Source text
* Start *

It may not be necessary to answer them, however.

>  1. When there are two .Dt macros in the prologue, the last one used
>     to win, setting the page title, section number, and section title.
>     Now, the first one wins, setting these fields.
>
>  2. When a .Dt macro occurs in the body of the page (as opposed to
>     in the prologue), it used to be ignored.  Now, it causes a
>     large number of blank lines in the output.
> 
> Both issue 1 and issue 2 can be seen with this test file:
> https://cvsweb.openbsd.org/cgi-bin/cvsweb/~checkout~/src/regress/usr.bin/mandoc/mdoc/Dt/dupe.in?rev=1.4&content-type=text/plain
> 
>  3. When the first .Dt macro comes late, the page title used to be
>     set to "UNTITLED".  Now, it is set to the empty string.

* End *

What to produce
Edit the stretch of the .Dt macro text from "It may not be" through "setting these fields.", changing "section title" to "section heading". The data on this page has no role here.

Data extract
* Start *

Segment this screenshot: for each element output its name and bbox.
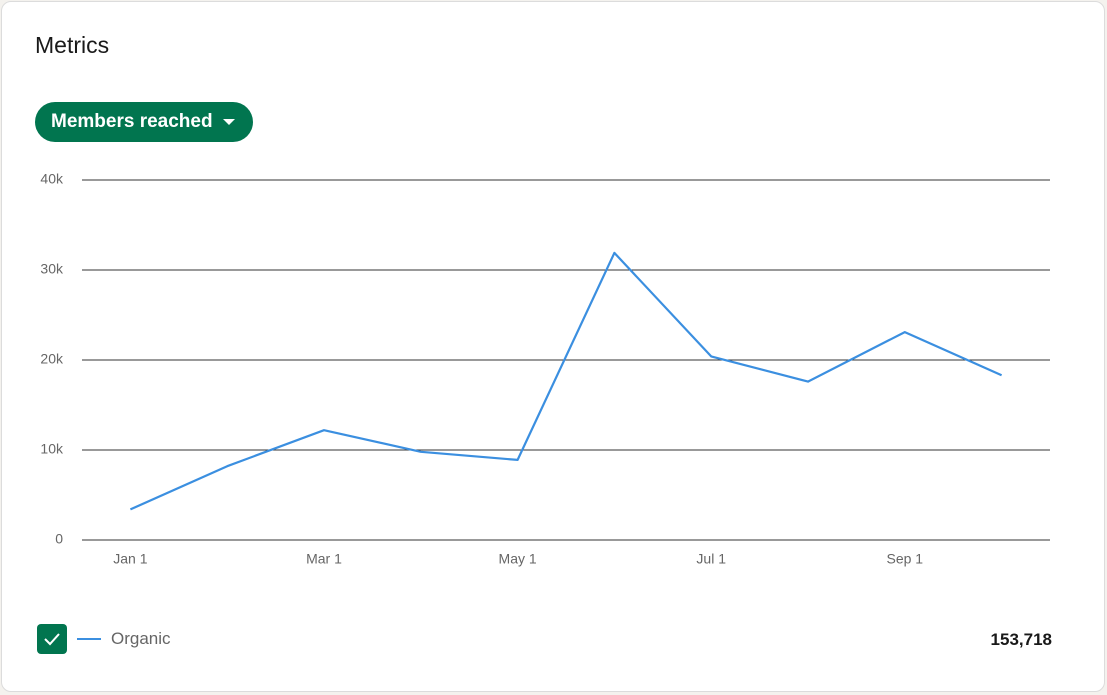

* End *

Answer to this exercise
It may not be necessary to answer them, however.

>  1. When there are two .Dt macros in the prologue, the last one used
>     to win, setting the page title, section number, and section heading.
>     Now, the first one wins, setting these fields.